■ **Aim of the task**
Write the data out again in full, with no departure from the original.

══ Data provided

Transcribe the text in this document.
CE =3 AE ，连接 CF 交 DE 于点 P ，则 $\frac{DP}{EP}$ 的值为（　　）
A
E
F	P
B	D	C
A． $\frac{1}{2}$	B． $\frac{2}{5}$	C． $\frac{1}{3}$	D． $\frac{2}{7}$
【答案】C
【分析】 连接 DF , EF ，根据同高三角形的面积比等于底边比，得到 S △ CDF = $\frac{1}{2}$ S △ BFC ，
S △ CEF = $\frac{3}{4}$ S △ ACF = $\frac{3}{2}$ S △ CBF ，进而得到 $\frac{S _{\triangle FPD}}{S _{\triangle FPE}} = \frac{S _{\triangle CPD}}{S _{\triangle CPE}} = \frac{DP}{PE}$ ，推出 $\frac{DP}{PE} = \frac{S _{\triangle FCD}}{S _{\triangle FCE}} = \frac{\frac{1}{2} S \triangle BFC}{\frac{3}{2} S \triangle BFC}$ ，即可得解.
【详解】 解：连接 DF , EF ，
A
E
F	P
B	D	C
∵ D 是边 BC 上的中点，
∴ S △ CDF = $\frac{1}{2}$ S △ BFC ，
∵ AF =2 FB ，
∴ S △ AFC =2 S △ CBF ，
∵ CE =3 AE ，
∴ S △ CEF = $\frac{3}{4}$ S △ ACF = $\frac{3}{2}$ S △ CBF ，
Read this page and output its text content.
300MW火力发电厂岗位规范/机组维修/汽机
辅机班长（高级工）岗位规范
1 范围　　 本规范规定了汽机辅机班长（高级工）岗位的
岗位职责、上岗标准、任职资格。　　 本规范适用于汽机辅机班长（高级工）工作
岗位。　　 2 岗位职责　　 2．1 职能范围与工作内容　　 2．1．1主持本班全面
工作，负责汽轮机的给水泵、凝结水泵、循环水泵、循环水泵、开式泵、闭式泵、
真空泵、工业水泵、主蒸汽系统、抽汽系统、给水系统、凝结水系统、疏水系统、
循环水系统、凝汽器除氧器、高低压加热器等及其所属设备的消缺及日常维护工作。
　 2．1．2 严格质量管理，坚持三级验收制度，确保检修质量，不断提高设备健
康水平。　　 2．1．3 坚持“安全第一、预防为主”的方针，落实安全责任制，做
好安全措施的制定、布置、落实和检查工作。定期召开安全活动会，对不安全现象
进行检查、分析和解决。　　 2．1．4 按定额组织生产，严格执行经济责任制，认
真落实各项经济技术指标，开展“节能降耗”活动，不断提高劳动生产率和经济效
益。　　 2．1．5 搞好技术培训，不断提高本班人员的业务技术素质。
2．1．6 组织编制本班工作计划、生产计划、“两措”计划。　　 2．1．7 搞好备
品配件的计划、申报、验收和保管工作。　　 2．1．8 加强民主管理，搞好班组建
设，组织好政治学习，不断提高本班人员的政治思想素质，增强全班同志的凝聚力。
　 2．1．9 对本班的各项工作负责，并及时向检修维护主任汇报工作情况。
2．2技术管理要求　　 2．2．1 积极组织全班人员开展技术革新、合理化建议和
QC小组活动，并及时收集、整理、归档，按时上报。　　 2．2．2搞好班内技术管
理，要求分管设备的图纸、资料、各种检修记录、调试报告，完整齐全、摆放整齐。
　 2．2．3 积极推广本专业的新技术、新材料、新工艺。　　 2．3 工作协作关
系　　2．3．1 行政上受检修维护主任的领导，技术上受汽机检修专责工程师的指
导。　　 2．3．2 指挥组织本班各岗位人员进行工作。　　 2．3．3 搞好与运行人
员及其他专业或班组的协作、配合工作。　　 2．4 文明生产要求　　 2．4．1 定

════

■ **The response**
Transcribe the text in this document.
CE =3 AE ，连接 CF 交 DE 于点 P ，则 $\frac{DP}{EP}$ 的值为（　　）
A
E
F	P
B	D	C
A． $\frac{1}{2}$	B． $\frac{2}{5}$	C． $\frac{1}{3}$	D． $\frac{2}{7}$
【答案】C
【分析】 连接 DF , EF ，根据同高三角形的面积比等于底边比，得到 S △ CDF = $\frac{1}{2}$ S △ BFC ，
S △ CEF = $\frac{3}{4}$ S △ ACF = $\frac{3}{2}$ S △ CBF ，进而得到 $\frac{S _{\triangle FPD}}{S _{\triangle FPE}} = \frac{S _{\triangle CPD}}{S _{\triangle CPE}} = \frac{DP}{PE}$ ，推出 $\frac{DP}{PE} = \frac{S _{\triangle FCD}}{S _{\triangle FCE}} = \frac{\frac{1}{2} S \triangle BFC}{\frac{3}{2} S \triangle BFC}$ ，即可得解.
【详解】 解：连接 DF , EF ，
A
E
F	P
B	D	C
∵ D 是边 BC 上的中点，
∴ S △ CDF = $\frac{1}{2}$ S △ BFC ，
∵ AF =2 FB ，
∴ S △ AFC =2 S △ CBF ，
∵ CE =3 AE ，
∴ S △ CEF = $\frac{3}{4}$ S △ ACF = $\frac{3}{2}$ S △ CBF ，
Read this page and output its text content.
300MW火力发电厂岗位规范/机组维修/汽机
辅机班长（高级工）岗位规范
1 范围　　 本规范规定了汽机辅机班长（高级工）岗位的
岗位职责、上岗标准、任职资格。　　 本规范适用于汽机辅机班长（高级工）工作
岗位。　　 2 岗位职责　　 2．1 职能范围与工作内容　　 2．1．1主持本班全面
工作，负责汽轮机的给水泵、凝结水泵、循环水泵、循环水泵、开式泵、闭式泵、
真空泵、工业水泵、主蒸汽系统、抽汽系统、给水系统、凝结水系统、疏水系统、
循环水系统、凝汽器除氧器、高低压加热器等及其所属设备的消缺及日常维护工作。
　 2．1．2 严格质量管理，坚持三级验收制度，确保检修质量，不断提高设备健
康水平。　　 2．1．3 坚持“安全第一、预防为主”的方针，落实安全责任制，做
好安全措施的制定、布置、落实和检查工作。定期召开安全活动会，对不安全现象
进行检查、分析和解决。　　 2．1．4 按定额组织生产，严格执行经济责任制，认
真落实各项经济技术指标，开展“节能降耗”活动，不断提高劳动生产率和经济效
益。　　 2．1．5 搞好技术培训，不断提高本班人员的业务技术素质。
2．1．6 组织编制本班工作计划、生产计划、“两措”计划。　　 2．1．7 搞好备
品配件的计划、申报、验收和保管工作。　　 2．1．8 加强民主管理，搞好班组建
设，组织好政治学习，不断提高本班人员的政治思想素质，增强全班同志的凝聚力。
　 2．1．9 对本班的各项工作负责，并及时向检修维护主任汇报工作情况。
2．2技术管理要求　　 2．2．1 积极组织全班人员开展技术革新、合理化建议和
QC小组活动，并及时收集、整理、归档，按时上报。　　 2．2．2搞好班内技术管
理，要求分管设备的图纸、资料、各种检修记录、调试报告，完整齐全、摆放整齐。
　 2．2．3 积极推广本专业的新技术、新材料、新工艺。　　 2．3 工作协作关
系　　2．3．1 行政上受检修维护主任的领导，技术上受汽机检修专责工程师的指
导。　　 2．3．2 指挥组织本班各岗位人员进行工作。　　 2．3．3 搞好与运行人
员及其他专业或班组的协作、配合工作。　　 2．4 文明生产要求　　 2．4．1 定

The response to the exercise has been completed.